• [Document extract]
# # #

The only global we currently use is db-conn which during tests is set to an in-memory database, and when running live is set to a real database.

malcolmsparks16:08:01

I never liked using Ring as a mule for smuggling illicit refs to functions, lexical scope (as promoted by component) feels better, more general, not tied to Ring

sdegutis16:08:18

For now I'm leaning against storing the "most recent database value" in a global, in favor of just continuing to pass the database value around.

malcolmsparks16:08:05

Ring requests should represent an HTTP request, not a vehicle you can hijack for any old stuff you want to pass through

malcolmsparks16:08:07

We must come up with better patterns than this 'f*ck it that'll do' way of organizing our code bases

sdegutis16:08:22

@malcolmsparks: Even so, that's a process that takes years to figure out. And in the end, it's often still not significantly better (and sometimes it's actually worse) than what you started with. So there's a lot of risk involved and it needs much careful thought.

sdegutis16:08:35

Like, I'm making a change now to our codebase that I've been planning for about 18 months.

malcolmsparks16:08:53

@hlship - do you work for Aviso? (offtopic: I did some Java training in Killorglin years ago, lovely place)

sdegutis16:08:13

So far it's taken about 12 hours, so it's definitely not a lengthy task. But I put it off because it needed a lot of deliberation.

hlship16:08:39

I've been contracting there for about 2.5 years. That's winding down this month, but I'll continue to work on, use, and improve the open source libraries we've extracted from the code bases.

malcolmsparks16:08:53

@hlship - nice, good for you

hlship16:08:34

I originally did Tapestry 5 training for them. They've built a business around Clojure, which I believe they first learned about from my blog simple_smile

malcolmsparks16:08:17

@hlship - I remember that blog (and tapestry of course, it was used a lot at Deutsche Bank)

malcolmsparks16:08:43

@hlship are you based in Kerry then?

hlship16:08:03

@malcolmsparks: Although I can see where you are coming from in terms of using the Ring request map as a "mule", to me the HTTP contents are just the starting point, and I think anything is relatively fair game. Maybe I'll hit some issue that will swing my understanding.

malcolmsparks16:08:17

@hlship - it just 'feels' wrong to me, when there's a better alternative (passing dependencies via lexical scope) - but I can't properly justify it

hlship16:08:32

That being said, the Rook infrastructure does a clean job of supporting data extracted from a Component-based infrastructure. The app I was working on at Aviso was built around Component and Rook, and had essentially no global state stored in Vars; as you say, just lexically, or in atoms stored inside Components.

# # #

(Dataset excerpts)
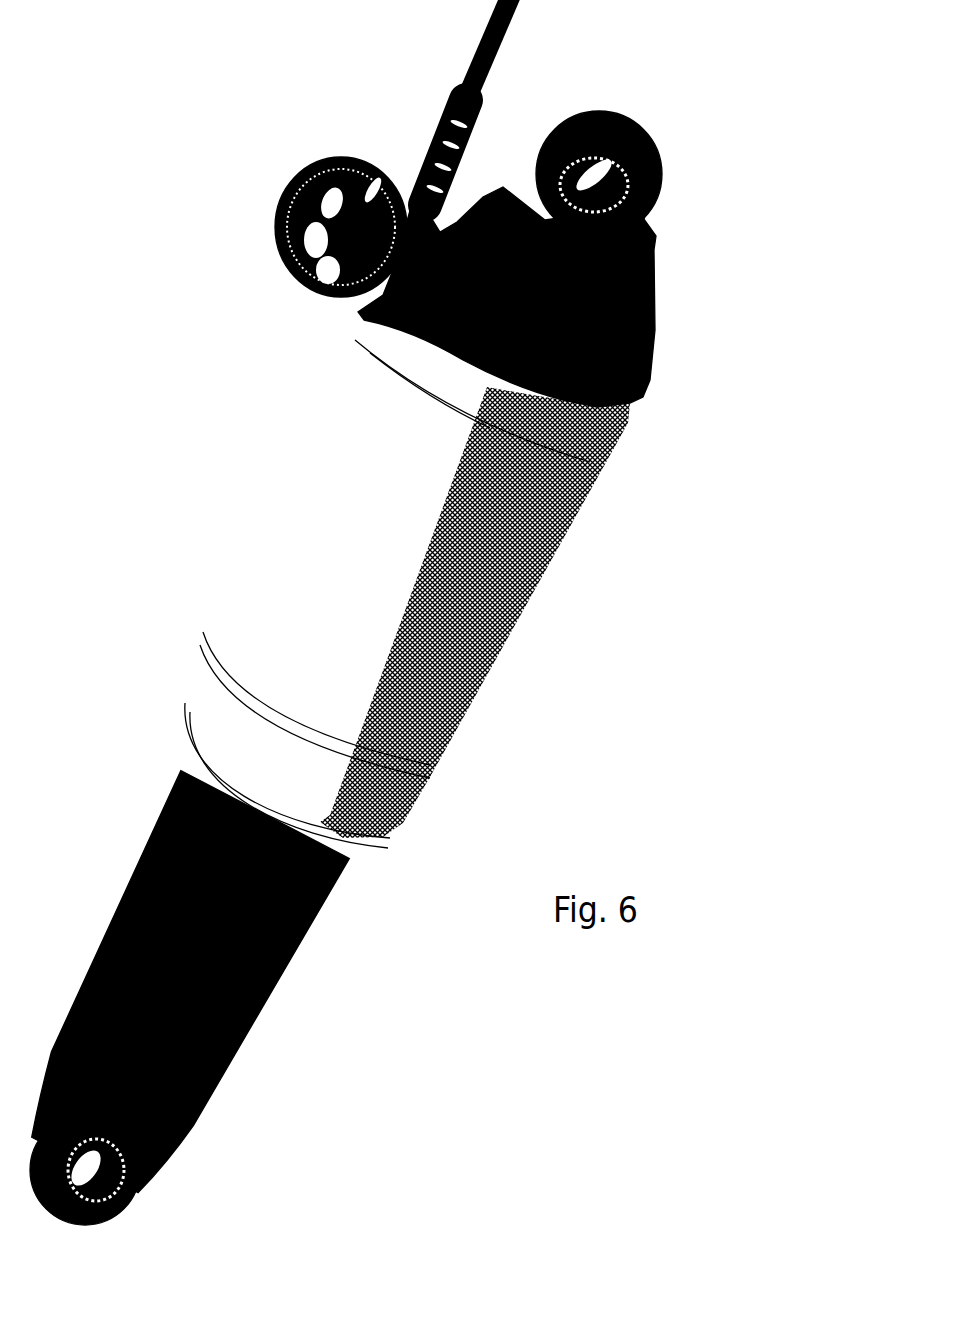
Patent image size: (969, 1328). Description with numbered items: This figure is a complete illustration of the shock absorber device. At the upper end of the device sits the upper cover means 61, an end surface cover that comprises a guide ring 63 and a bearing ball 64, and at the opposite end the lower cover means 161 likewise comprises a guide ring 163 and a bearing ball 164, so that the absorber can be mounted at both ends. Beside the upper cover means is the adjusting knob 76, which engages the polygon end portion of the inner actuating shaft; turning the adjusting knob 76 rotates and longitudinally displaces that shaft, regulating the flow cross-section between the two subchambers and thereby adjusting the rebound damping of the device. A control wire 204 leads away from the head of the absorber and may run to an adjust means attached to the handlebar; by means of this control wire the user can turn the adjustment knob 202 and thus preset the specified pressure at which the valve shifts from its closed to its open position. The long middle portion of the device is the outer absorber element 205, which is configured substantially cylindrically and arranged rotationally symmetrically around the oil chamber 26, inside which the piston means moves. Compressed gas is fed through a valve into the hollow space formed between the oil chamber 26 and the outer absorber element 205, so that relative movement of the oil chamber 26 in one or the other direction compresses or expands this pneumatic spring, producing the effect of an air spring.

The oil chamber 26 is at (148, 858).
The upper cover means 61 is at (658, 148).
The guide ring 63 is at (663, 172).
The bearing ball 64 is at (661, 187).
The adjusting knob 76 is at (651, 291).
The lower cover means 161 is at (153, 1157).
The guide ring 163 is at (139, 1199).
The bearing ball 164 is at (118, 1212).
The adjustment knob 202 is at (275, 226).
The control wire 204 is at (487, 32).
The outer absorber element 205 is at (346, 443).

# # #

• [The problem]
Return the passage of the chat excerpt about Ring and global state that runs from "malcolmsparks16:08:01" to "database value around.", copied word for word.

• [In response]
malcolmsparks16:08:01

I never liked using Ring as a mule for smuggling illicit refs to functions, lexical scope (as promoted by component) feels better, more general, not tied to Ring

sdegutis16:08:18

For now I'm leaning against storing the "most recent database value" in a global, in favor of just continuing to pass the database value around.